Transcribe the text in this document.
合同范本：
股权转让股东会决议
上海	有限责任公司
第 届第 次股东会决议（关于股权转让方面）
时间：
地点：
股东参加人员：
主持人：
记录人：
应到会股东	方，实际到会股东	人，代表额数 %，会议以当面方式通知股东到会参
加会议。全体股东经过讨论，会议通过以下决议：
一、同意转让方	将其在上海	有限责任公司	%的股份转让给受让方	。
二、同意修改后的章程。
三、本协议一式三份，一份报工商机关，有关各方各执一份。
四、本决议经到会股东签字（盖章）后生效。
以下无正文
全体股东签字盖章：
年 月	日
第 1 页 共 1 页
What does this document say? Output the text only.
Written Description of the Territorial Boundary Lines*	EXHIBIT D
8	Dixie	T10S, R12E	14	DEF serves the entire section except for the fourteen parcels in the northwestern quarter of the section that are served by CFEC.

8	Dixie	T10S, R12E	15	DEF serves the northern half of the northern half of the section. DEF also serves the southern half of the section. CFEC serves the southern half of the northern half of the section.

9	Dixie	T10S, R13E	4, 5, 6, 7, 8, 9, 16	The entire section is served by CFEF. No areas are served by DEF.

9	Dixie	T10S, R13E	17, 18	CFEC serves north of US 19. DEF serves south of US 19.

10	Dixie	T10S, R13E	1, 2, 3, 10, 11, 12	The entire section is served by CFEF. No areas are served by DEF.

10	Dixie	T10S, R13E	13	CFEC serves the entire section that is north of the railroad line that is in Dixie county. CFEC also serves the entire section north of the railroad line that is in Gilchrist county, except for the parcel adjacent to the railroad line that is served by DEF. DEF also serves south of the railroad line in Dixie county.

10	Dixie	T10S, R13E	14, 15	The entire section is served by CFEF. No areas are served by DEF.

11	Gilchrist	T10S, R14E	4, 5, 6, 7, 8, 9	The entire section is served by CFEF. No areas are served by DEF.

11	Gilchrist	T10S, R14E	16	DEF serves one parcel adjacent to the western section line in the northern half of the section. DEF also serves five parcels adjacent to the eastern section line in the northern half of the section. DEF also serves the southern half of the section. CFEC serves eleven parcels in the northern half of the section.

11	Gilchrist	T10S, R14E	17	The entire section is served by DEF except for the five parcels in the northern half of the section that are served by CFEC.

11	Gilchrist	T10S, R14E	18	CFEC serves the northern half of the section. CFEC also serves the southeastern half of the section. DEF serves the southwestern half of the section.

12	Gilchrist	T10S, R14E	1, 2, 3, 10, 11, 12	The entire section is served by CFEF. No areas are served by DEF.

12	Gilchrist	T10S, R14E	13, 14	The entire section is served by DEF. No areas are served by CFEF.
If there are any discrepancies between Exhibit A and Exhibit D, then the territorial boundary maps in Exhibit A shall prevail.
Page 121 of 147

◇ ◇ ◇ ◇ ◇ ◇ ◇

• _What is expected_
Reproduce the data, keeping every line exactly the same.

• _Result of this task_
Transcribe the text in this document.
合同范本：
股权转让股东会决议
上海	有限责任公司
第 届第 次股东会决议（关于股权转让方面）
时间：
地点：
股东参加人员：
主持人：
记录人：
应到会股东	方，实际到会股东	人，代表额数 %，会议以当面方式通知股东到会参
加会议。全体股东经过讨论，会议通过以下决议：
一、同意转让方	将其在上海	有限责任公司	%的股份转让给受让方	。
二、同意修改后的章程。
三、本协议一式三份，一份报工商机关，有关各方各执一份。
四、本决议经到会股东签字（盖章）后生效。
以下无正文
全体股东签字盖章：
年 月	日
第 1 页 共 1 页
What does this document say? Output the text only.
Written Description of the Territorial Boundary Lines*	EXHIBIT D
8	Dixie	T10S, R12E	14	DEF serves the entire section except for the fourteen parcels in the northwestern quarter of the section that are served by CFEC.

8	Dixie	T10S, R12E	15	DEF serves the northern half of the northern half of the section. DEF also serves the southern half of the section. CFEC serves the southern half of the northern half of the section.

9	Dixie	T10S, R13E	4, 5, 6, 7, 8, 9, 16	The entire section is served by CFEF. No areas are served by DEF.

9	Dixie	T10S, R13E	17, 18	CFEC serves north of US 19. DEF serves south of US 19.

10	Dixie	T10S, R13E	1, 2, 3, 10, 11, 12	The entire section is served by CFEF. No areas are served by DEF.

10	Dixie	T10S, R13E	13	CFEC serves the entire section that is north of the railroad line that is in Dixie county. CFEC also serves the entire section north of the railroad line that is in Gilchrist county, except for the parcel adjacent to the railroad line that is served by DEF. DEF also serves south of the railroad line in Dixie county.

10	Dixie	T10S, R13E	14, 15	The entire section is served by CFEF. No areas are served by DEF.

11	Gilchrist	T10S, R14E	4, 5, 6, 7, 8, 9	The entire section is served by CFEF. No areas are served by DEF.

11	Gilchrist	T10S, R14E	16	DEF serves one parcel adjacent to the western section line in the northern half of the section. DEF also serves five parcels adjacent to the eastern section line in the northern half of the section. DEF also serves the southern half of the section. CFEC serves eleven parcels in the northern half of the section.

11	Gilchrist	T10S, R14E	17	The entire section is served by DEF except for the five parcels in the northern half of the section that are served by CFEC.

11	Gilchrist	T10S, R14E	18	CFEC serves the northern half of the section. CFEC also serves the southeastern half of the section. DEF serves the southwestern half of the section.

12	Gilchrist	T10S, R14E	1, 2, 3, 10, 11, 12	The entire section is served by CFEF. No areas are served by DEF.

12	Gilchrist	T10S, R14E	13, 14	The entire section is served by DEF. No areas are served by CFEF.
If there are any discrepancies between Exhibit A and Exhibit D, then the territorial boundary maps in Exhibit A shall prevail.
Page 121 of 147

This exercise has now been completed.